(Extracted data entries)
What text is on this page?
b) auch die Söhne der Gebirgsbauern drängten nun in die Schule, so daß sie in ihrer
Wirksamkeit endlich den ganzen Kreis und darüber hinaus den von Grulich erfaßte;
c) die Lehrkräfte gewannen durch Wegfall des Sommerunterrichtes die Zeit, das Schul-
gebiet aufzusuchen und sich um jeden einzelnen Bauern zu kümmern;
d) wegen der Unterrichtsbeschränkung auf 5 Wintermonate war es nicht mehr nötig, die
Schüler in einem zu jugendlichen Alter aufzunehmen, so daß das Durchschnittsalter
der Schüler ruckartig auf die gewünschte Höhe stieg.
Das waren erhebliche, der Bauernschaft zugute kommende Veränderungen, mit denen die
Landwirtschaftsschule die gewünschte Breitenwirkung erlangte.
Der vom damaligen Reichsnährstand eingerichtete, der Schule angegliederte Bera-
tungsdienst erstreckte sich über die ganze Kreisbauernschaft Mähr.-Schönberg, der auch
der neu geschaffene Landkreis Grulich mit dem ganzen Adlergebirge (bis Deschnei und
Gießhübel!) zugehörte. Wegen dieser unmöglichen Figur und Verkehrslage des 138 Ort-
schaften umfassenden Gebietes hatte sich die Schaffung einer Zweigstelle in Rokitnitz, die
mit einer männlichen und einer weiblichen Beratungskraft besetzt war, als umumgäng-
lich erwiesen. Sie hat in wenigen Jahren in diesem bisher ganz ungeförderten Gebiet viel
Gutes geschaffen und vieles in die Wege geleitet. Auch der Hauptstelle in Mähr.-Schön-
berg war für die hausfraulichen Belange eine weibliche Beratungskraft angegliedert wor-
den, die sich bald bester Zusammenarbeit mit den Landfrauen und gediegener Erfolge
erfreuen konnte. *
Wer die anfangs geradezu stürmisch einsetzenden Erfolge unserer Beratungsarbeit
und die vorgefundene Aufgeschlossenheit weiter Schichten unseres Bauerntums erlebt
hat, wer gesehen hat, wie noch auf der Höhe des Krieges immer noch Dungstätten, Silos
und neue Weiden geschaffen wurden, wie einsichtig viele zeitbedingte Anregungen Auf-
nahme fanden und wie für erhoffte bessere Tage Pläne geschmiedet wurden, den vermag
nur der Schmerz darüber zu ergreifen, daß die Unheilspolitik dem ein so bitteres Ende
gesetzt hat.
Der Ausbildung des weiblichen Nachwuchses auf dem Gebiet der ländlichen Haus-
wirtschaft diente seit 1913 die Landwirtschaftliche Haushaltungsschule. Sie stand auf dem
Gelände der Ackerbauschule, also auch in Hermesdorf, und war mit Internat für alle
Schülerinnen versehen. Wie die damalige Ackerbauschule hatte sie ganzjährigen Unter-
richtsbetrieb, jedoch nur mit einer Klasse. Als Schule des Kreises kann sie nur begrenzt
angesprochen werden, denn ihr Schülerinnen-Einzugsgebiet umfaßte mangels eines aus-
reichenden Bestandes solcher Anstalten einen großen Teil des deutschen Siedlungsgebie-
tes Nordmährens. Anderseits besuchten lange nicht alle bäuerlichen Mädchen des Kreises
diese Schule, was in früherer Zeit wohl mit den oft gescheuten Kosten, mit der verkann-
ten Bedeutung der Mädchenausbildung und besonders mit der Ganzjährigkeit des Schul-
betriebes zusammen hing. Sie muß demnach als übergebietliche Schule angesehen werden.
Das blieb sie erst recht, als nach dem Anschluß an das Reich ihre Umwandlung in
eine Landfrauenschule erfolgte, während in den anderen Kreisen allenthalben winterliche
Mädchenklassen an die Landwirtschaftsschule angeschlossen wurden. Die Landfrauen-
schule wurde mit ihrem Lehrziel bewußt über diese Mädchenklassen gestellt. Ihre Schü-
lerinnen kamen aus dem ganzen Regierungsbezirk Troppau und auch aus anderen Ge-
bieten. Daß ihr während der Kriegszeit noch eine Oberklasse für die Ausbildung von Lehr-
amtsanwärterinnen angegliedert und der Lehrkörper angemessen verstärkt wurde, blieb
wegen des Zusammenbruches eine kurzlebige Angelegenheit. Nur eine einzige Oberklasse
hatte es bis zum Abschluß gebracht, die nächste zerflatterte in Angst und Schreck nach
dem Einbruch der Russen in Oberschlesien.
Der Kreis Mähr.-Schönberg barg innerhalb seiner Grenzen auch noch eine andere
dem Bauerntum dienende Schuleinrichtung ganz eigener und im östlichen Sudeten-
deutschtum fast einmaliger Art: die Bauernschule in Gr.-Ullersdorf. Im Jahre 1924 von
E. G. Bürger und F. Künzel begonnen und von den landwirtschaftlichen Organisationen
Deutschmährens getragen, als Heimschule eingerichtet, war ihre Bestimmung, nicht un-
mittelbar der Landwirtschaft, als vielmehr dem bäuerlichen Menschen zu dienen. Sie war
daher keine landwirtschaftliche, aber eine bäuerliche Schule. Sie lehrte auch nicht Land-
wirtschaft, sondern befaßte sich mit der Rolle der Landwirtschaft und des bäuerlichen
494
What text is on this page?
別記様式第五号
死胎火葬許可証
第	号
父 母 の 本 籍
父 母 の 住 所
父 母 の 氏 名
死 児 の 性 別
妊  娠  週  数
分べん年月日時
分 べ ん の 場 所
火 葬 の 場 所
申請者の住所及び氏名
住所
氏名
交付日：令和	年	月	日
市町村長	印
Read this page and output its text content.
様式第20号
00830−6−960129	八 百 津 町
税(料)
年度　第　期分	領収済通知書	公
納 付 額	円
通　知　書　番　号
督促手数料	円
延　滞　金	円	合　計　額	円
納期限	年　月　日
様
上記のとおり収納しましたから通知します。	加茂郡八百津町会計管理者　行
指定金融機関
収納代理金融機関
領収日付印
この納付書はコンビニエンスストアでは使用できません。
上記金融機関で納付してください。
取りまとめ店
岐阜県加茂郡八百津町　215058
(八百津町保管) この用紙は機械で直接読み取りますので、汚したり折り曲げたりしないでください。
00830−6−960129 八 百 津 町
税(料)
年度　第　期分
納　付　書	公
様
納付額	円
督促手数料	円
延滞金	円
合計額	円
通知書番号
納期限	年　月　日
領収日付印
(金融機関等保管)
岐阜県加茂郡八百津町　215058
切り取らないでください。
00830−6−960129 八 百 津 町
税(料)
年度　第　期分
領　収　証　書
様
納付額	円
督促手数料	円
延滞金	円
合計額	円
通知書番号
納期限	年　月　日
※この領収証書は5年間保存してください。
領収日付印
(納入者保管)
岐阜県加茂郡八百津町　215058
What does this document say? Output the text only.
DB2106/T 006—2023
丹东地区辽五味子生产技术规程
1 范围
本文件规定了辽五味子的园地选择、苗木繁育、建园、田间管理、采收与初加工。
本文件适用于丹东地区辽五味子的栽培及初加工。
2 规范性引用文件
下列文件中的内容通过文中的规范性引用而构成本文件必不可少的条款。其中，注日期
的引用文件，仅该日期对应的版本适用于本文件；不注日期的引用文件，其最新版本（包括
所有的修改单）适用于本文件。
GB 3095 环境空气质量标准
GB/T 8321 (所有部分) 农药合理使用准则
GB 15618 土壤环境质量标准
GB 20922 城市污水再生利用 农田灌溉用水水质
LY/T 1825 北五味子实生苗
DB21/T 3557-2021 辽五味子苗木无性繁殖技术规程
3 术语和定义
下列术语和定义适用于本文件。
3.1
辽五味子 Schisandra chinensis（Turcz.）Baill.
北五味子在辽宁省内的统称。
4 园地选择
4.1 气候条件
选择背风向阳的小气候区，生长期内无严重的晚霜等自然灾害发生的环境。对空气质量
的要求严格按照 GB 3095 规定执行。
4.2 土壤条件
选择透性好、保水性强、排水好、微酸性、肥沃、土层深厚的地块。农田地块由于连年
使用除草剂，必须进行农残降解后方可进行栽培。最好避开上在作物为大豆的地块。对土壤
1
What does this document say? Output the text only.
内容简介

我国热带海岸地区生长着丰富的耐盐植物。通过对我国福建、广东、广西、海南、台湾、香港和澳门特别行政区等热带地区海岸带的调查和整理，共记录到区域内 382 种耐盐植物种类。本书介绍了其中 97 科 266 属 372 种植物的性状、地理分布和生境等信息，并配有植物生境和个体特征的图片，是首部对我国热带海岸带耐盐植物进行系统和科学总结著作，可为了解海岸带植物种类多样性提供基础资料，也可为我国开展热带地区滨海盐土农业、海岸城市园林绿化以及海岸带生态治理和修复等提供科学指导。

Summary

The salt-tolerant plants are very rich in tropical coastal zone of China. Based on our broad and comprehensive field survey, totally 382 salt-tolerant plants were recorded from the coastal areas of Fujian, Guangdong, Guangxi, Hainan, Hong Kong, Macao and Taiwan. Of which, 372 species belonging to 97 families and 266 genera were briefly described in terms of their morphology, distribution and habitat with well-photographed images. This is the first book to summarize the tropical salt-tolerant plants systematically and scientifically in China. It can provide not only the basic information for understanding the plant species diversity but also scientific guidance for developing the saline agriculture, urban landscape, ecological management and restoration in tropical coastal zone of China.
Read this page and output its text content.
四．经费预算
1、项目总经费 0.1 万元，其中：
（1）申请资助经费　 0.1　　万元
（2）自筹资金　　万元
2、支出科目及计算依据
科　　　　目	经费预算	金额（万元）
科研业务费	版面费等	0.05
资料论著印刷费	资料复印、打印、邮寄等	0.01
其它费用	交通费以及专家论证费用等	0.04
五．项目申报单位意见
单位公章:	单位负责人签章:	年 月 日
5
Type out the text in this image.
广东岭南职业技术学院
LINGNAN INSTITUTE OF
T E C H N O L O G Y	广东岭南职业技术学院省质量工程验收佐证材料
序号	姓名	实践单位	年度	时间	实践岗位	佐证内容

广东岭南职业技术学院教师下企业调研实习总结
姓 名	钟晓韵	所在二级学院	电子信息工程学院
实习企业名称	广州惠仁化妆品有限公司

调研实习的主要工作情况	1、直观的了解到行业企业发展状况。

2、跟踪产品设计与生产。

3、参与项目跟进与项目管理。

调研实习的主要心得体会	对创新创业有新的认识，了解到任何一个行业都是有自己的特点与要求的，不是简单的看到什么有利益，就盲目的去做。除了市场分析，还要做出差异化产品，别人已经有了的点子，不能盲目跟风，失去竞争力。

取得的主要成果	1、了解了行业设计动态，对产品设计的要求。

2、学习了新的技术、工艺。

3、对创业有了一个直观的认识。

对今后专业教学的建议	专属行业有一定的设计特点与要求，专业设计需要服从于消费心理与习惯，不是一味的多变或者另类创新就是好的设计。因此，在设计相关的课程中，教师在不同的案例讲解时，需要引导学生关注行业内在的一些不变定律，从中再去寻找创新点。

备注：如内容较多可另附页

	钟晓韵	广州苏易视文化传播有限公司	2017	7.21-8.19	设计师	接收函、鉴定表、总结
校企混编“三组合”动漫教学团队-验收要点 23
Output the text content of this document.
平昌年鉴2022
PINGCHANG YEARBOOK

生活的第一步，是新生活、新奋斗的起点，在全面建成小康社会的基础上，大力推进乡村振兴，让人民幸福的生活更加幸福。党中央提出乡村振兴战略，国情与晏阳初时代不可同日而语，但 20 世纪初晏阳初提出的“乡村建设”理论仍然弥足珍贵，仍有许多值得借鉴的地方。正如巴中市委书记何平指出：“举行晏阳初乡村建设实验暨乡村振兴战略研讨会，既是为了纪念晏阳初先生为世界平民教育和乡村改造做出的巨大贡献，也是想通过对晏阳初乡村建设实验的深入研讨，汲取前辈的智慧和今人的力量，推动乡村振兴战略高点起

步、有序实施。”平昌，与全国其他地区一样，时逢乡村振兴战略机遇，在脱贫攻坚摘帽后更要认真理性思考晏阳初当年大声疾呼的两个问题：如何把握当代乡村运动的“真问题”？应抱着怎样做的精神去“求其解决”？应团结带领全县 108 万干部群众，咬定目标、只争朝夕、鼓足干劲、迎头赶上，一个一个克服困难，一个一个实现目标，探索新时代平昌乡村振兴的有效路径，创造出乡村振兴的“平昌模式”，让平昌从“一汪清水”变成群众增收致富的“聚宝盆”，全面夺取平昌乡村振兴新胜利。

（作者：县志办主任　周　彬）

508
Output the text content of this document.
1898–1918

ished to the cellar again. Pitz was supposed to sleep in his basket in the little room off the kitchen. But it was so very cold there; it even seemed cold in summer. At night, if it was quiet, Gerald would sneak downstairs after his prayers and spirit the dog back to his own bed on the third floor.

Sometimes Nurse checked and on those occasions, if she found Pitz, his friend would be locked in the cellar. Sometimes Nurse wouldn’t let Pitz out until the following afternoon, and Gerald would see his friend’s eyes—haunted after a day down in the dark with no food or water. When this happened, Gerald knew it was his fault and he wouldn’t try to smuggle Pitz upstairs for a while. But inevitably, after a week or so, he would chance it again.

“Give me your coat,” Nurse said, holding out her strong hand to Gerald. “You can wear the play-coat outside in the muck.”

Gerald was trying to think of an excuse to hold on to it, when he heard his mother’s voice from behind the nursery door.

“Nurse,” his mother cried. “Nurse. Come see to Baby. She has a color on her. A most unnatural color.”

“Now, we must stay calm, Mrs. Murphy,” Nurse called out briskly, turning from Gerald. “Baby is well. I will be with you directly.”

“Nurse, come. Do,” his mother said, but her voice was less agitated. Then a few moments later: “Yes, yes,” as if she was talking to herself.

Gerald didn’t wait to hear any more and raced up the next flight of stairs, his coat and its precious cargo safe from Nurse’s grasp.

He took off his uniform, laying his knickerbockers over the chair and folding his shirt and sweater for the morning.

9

■ Given task
What is the number of lines in the records that contain the word "Landwirtschaftsschule"? Answer with the number and nothing else.

■ Reply to the task
2